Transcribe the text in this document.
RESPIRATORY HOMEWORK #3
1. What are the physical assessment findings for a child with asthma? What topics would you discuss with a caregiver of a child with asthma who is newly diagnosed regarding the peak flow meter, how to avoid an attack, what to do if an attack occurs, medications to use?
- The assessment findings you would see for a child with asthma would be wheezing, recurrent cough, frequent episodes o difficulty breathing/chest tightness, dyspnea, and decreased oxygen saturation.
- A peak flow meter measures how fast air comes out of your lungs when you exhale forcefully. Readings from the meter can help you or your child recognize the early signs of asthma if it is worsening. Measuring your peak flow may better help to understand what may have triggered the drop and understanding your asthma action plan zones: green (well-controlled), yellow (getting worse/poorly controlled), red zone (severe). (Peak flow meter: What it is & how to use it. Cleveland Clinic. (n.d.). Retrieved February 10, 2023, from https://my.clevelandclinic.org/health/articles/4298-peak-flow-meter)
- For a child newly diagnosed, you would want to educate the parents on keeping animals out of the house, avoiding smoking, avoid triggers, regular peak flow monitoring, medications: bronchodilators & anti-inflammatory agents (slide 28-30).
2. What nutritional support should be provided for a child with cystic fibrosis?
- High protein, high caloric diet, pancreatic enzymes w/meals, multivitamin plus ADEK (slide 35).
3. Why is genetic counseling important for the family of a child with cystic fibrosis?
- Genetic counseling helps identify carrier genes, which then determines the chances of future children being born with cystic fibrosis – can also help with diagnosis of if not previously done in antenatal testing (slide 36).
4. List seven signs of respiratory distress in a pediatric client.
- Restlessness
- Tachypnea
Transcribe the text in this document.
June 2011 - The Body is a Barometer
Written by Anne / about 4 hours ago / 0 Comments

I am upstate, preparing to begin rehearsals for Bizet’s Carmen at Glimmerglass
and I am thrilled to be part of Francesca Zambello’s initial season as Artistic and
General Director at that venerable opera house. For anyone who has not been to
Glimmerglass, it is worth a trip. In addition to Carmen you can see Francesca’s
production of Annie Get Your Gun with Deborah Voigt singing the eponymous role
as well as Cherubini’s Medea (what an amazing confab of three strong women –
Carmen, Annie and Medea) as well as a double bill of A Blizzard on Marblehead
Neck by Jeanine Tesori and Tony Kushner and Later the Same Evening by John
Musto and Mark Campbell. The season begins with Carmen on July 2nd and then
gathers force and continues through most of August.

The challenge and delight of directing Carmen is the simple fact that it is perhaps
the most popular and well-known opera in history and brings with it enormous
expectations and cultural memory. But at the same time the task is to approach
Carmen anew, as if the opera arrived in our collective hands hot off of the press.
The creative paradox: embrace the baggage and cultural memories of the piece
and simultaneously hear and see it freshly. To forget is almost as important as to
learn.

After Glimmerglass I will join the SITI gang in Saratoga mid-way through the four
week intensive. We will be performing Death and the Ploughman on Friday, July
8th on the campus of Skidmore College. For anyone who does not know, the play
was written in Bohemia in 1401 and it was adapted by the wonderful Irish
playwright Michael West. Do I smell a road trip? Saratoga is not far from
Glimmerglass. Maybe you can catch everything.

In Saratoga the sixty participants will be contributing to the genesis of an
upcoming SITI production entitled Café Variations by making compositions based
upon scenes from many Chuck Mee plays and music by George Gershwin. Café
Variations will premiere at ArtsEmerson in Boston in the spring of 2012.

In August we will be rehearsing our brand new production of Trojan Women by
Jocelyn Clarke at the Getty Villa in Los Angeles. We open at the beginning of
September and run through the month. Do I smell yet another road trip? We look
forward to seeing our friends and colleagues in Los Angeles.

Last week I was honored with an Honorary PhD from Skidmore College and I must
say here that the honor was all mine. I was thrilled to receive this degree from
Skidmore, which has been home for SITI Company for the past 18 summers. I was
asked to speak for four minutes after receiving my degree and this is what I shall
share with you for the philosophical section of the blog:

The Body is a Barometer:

## What the task requires
Print all the lines exactly as they occur in the listing.

## Task answer
Transcribe the text in this document.
RESPIRATORY HOMEWORK #3
1. What are the physical assessment findings for a child with asthma? What topics would you discuss with a caregiver of a child with asthma who is newly diagnosed regarding the peak flow meter, how to avoid an attack, what to do if an attack occurs, medications to use?
- The assessment findings you would see for a child with asthma would be wheezing, recurrent cough, frequent episodes o difficulty breathing/chest tightness, dyspnea, and decreased oxygen saturation.
- A peak flow meter measures how fast air comes out of your lungs when you exhale forcefully. Readings from the meter can help you or your child recognize the early signs of asthma if it is worsening. Measuring your peak flow may better help to understand what may have triggered the drop and understanding your asthma action plan zones: green (well-controlled), yellow (getting worse/poorly controlled), red zone (severe). (Peak flow meter: What it is & how to use it. Cleveland Clinic. (n.d.). Retrieved February 10, 2023, from https://my.clevelandclinic.org/health/articles/4298-peak-flow-meter)
- For a child newly diagnosed, you would want to educate the parents on keeping animals out of the house, avoiding smoking, avoid triggers, regular peak flow monitoring, medications: bronchodilators & anti-inflammatory agents (slide 28-30).
2. What nutritional support should be provided for a child with cystic fibrosis?
- High protein, high caloric diet, pancreatic enzymes w/meals, multivitamin plus ADEK (slide 35).
3. Why is genetic counseling important for the family of a child with cystic fibrosis?
- Genetic counseling helps identify carrier genes, which then determines the chances of future children being born with cystic fibrosis – can also help with diagnosis of if not previously done in antenatal testing (slide 36).
4. List seven signs of respiratory distress in a pediatric client.
- Restlessness
- Tachypnea
Transcribe the text in this document.
June 2011 - The Body is a Barometer
Written by Anne / about 4 hours ago / 0 Comments

I am upstate, preparing to begin rehearsals for Bizet’s Carmen at Glimmerglass
and I am thrilled to be part of Francesca Zambello’s initial season as Artistic and
General Director at that venerable opera house. For anyone who has not been to
Glimmerglass, it is worth a trip. In addition to Carmen you can see Francesca’s
production of Annie Get Your Gun with Deborah Voigt singing the eponymous role
as well as Cherubini’s Medea (what an amazing confab of three strong women –
Carmen, Annie and Medea) as well as a double bill of A Blizzard on Marblehead
Neck by Jeanine Tesori and Tony Kushner and Later the Same Evening by John
Musto and Mark Campbell. The season begins with Carmen on July 2nd and then
gathers force and continues through most of August.

The challenge and delight of directing Carmen is the simple fact that it is perhaps
the most popular and well-known opera in history and brings with it enormous
expectations and cultural memory. But at the same time the task is to approach
Carmen anew, as if the opera arrived in our collective hands hot off of the press.
The creative paradox: embrace the baggage and cultural memories of the piece
and simultaneously hear and see it freshly. To forget is almost as important as to
learn.

After Glimmerglass I will join the SITI gang in Saratoga mid-way through the four
week intensive. We will be performing Death and the Ploughman on Friday, July
8th on the campus of Skidmore College. For anyone who does not know, the play
was written in Bohemia in 1401 and it was adapted by the wonderful Irish
playwright Michael West. Do I smell a road trip? Saratoga is not far from
Glimmerglass. Maybe you can catch everything.

In Saratoga the sixty participants will be contributing to the genesis of an
upcoming SITI production entitled Café Variations by making compositions based
upon scenes from many Chuck Mee plays and music by George Gershwin. Café
Variations will premiere at ArtsEmerson in Boston in the spring of 2012.

In August we will be rehearsing our brand new production of Trojan Women by
Jocelyn Clarke at the Getty Villa in Los Angeles. We open at the beginning of
September and run through the month. Do I smell yet another road trip? We look
forward to seeing our friends and colleagues in Los Angeles.

Last week I was honored with an Honorary PhD from Skidmore College and I must
say here that the honor was all mine. I was thrilled to receive this degree from
Skidmore, which has been home for SITI Company for the past 18 summers. I was
asked to speak for four minutes after receiving my degree and this is what I shall
share with you for the philosophical section of the blog:

The Body is a Barometer:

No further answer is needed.